PROBLEM STATEMENT → Can you transcribe every record below exactly as it appears?

DATA TO PROCESS →
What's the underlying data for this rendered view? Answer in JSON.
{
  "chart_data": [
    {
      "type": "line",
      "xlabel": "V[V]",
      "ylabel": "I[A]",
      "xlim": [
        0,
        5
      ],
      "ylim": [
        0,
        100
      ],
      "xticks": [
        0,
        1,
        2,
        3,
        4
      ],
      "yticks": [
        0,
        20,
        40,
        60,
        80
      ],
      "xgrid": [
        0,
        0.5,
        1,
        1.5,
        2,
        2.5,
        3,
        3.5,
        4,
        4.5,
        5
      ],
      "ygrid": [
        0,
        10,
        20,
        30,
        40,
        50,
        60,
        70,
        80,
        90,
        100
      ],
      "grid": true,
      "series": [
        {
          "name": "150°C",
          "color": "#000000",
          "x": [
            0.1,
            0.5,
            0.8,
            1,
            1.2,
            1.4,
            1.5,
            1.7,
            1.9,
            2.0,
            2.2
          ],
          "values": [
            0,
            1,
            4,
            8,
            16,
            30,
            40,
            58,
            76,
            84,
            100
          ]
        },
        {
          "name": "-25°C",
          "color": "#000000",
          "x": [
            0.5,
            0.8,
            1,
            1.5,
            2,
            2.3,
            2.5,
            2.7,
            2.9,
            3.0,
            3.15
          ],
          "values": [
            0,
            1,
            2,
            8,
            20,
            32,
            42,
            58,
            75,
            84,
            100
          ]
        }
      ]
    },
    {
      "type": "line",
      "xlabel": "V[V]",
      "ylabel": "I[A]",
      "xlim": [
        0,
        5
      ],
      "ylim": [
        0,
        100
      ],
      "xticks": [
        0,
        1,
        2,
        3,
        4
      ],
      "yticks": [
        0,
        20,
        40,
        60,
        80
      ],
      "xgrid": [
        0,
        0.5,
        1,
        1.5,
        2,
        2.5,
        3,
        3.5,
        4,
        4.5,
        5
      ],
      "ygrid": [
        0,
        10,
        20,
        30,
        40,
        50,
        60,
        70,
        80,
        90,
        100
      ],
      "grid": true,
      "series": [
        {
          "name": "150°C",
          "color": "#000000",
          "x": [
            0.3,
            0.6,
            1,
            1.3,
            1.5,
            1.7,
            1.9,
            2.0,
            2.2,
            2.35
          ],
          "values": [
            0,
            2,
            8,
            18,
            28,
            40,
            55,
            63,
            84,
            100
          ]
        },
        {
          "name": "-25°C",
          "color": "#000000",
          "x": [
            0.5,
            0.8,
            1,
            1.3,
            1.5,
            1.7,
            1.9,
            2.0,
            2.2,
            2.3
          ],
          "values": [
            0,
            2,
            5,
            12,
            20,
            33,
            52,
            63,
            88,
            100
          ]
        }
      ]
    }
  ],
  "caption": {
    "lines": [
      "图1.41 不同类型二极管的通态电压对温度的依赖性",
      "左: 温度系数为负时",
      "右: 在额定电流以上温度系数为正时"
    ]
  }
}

EXERCISE OUTPUT →
What's the underlying data for this rendered view? Answer in JSON.
{
  "chart_data": [
    {
      "type": "line",
      "xlabel": "V[V]",
      "ylabel": "I[A]",
      "xlim": [
        0,
        5
      ],
      "ylim": [
        0,
        100
      ],
      "xticks": [
        0,
        1,
        2,
        3,
        4
      ],
      "yticks": [
        0,
        20,
        40,
        60,
        80
      ],
      "xgrid": [
        0,
        0.5,
        1,
        1.5,
        2,
        2.5,
        3,
        3.5,
        4,
        4.5,
        5
      ],
      "ygrid": [
        0,
        10,
        20,
        30,
        40,
        50,
        60,
        70,
        80,
        90,
        100
      ],
      "grid": true,
      "series": [
        {
          "name": "150°C",
          "color": "#000000",
          "x": [
            0.1,
            0.5,
            0.8,
            1,
            1.2,
            1.4,
            1.5,
            1.7,
            1.9,
            2.0,
            2.2
          ],
          "values": [
            0,
            1,
            4,
            8,
            16,
            30,
            40,
            58,
            76,
            84,
            100
          ]
        },
        {
          "name": "-25°C",
          "color": "#000000",
          "x": [
            0.5,
            0.8,
            1,
            1.5,
            2,
            2.3,
            2.5,
            2.7,
            2.9,
            3.0,
            3.15
          ],
          "values": [
            0,
            1,
            2,
            8,
            20,
            32,
            42,
            58,
            75,
            84,
            100
          ]
        }
      ]
    },
    {
      "type": "line",
      "xlabel": "V[V]",
      "ylabel": "I[A]",
      "xlim": [
        0,
        5
      ],
      "ylim": [
        0,
        100
      ],
      "xticks": [
        0,
        1,
        2,
        3,
        4
      ],
      "yticks": [
        0,
        20,
        40,
        60,
        80
      ],
      "xgrid": [
        0,
        0.5,
        1,
        1.5,
        2,
        2.5,
        3,
        3.5,
        4,
        4.5,
        5
      ],
      "ygrid": [
        0,
        10,
        20,
        30,
        40,
        50,
        60,
        70,
        80,
        90,
        100
      ],
      "grid": true,
      "series": [
        {
          "name": "150°C",
          "color": "#000000",
          "x": [
            0.3,
            0.6,
            1,
            1.3,
            1.5,
            1.7,
            1.9,
            2.0,
            2.2,
            2.35
          ],
          "values": [
            0,
            2,
            8,
            18,
            28,
            40,
            55,
            63,
            84,
            100
          ]
        },
        {
          "name": "-25°C",
          "color": "#000000",
          "x": [
            0.5,
            0.8,
            1,
            1.3,
            1.5,
            1.7,
            1.9,
            2.0,
            2.2,
            2.3
          ],
          "values": [
            0,
            2,
            5,
            12,
            20,
            33,
            52,
            63,
            88,
            100
          ]
        }
      ]
    }
  ],
  "caption": {
    "lines": [
      "图1.41 不同类型二极管的通态电压对温度的依赖性",
      "左: 温度系数为负时",
      "右: 在额定电流以上温度系数为正时"
    ]
  }
}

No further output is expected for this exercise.